WHAT YOU WILL DO | Go through the entries one line at a time, and gather every line that has the word "plate".

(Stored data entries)
______________________________

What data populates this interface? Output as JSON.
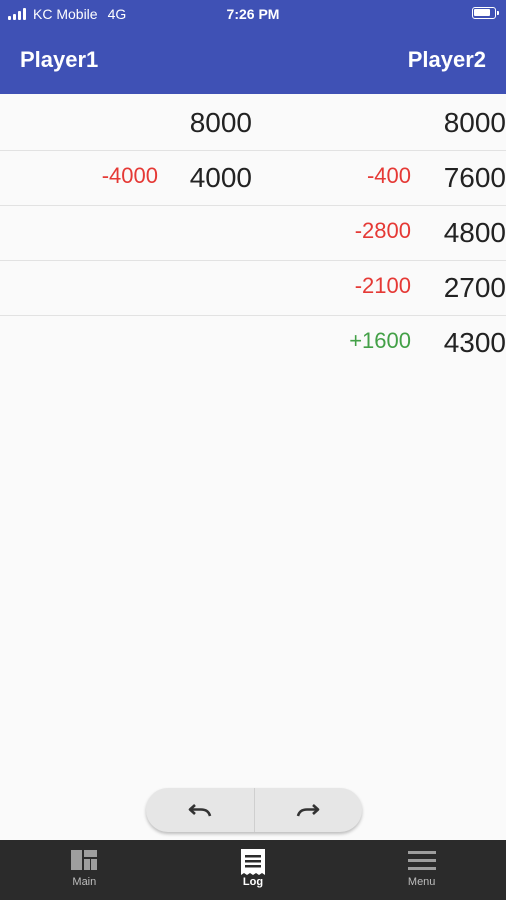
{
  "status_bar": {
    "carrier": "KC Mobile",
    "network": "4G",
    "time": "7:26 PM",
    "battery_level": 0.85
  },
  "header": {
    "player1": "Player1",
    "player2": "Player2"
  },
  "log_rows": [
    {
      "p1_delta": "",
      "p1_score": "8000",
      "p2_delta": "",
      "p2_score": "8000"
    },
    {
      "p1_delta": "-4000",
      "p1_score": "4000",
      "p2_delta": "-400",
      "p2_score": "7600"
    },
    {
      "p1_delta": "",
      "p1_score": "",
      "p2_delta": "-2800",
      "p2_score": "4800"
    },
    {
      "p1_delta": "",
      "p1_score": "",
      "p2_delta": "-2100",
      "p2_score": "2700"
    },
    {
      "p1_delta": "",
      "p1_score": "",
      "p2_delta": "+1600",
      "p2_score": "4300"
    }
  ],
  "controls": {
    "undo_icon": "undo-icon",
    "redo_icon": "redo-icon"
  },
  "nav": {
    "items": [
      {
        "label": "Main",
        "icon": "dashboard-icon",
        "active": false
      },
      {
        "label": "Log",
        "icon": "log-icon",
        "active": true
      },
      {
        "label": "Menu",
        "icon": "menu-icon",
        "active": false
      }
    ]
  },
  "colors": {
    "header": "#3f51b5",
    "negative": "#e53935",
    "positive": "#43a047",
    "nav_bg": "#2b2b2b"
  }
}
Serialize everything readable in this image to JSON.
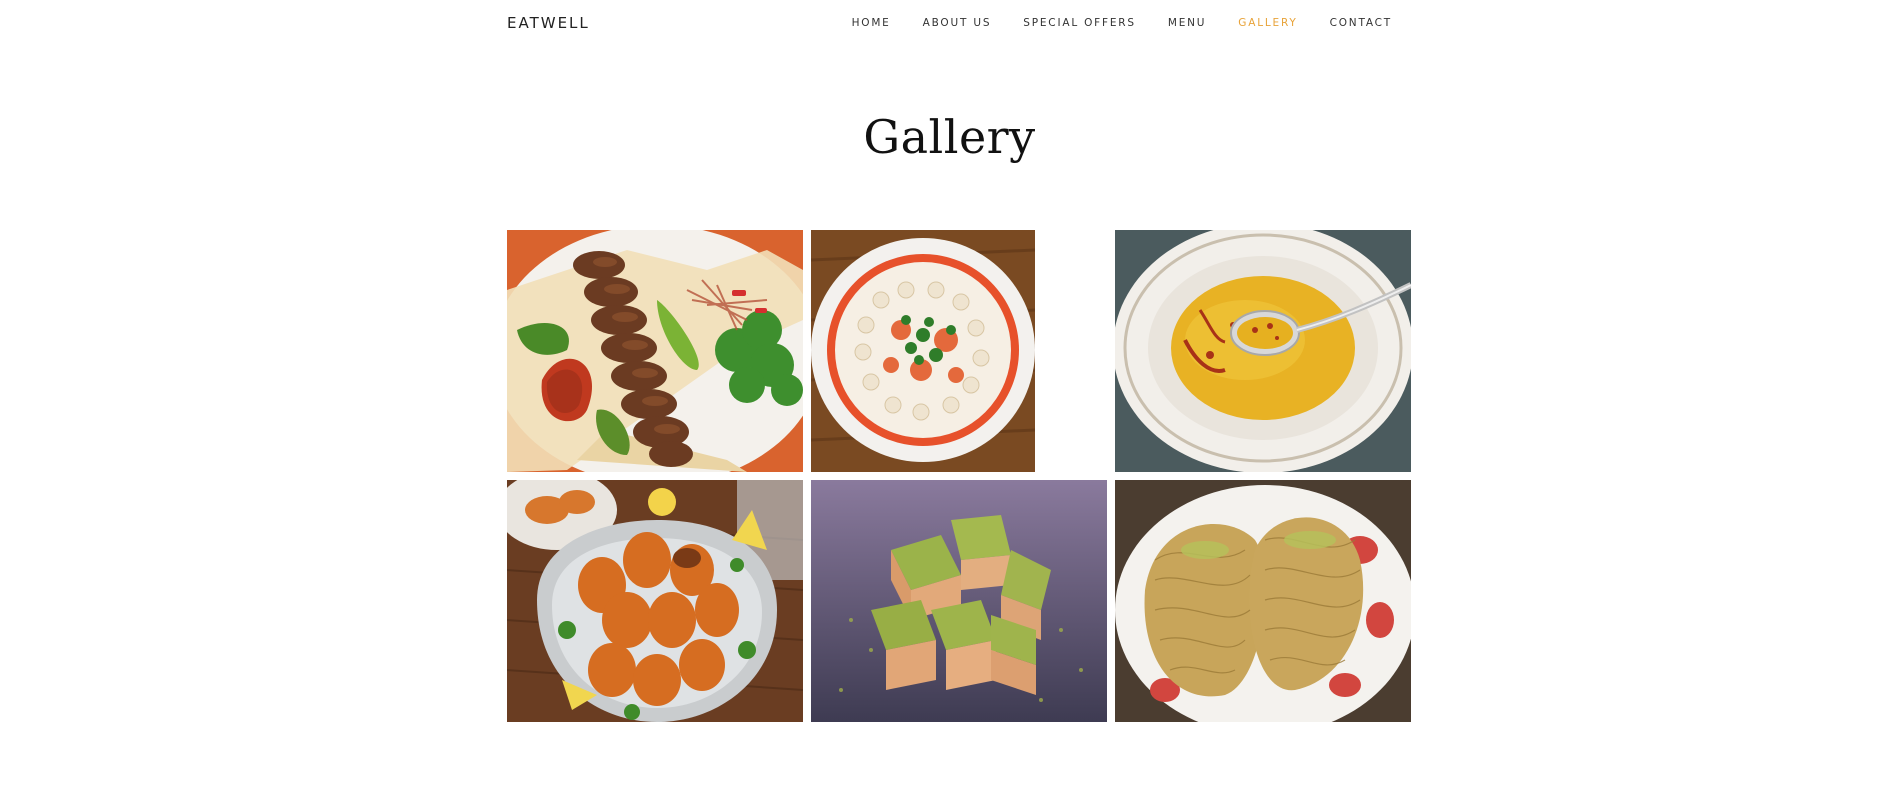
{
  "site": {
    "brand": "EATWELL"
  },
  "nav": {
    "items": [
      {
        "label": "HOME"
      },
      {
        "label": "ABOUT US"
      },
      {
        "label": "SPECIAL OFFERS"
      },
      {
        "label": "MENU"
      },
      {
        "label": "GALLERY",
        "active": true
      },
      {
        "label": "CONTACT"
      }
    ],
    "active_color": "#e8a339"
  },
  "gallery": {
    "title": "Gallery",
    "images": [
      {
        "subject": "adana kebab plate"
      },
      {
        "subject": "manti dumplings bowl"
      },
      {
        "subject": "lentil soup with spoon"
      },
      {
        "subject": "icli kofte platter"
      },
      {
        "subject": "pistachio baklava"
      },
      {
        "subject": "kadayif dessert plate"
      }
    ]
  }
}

______________________________

FULL OUTPUT |
        "subject": "adana kebab plate"
        "subject": "kadayif dessert plate"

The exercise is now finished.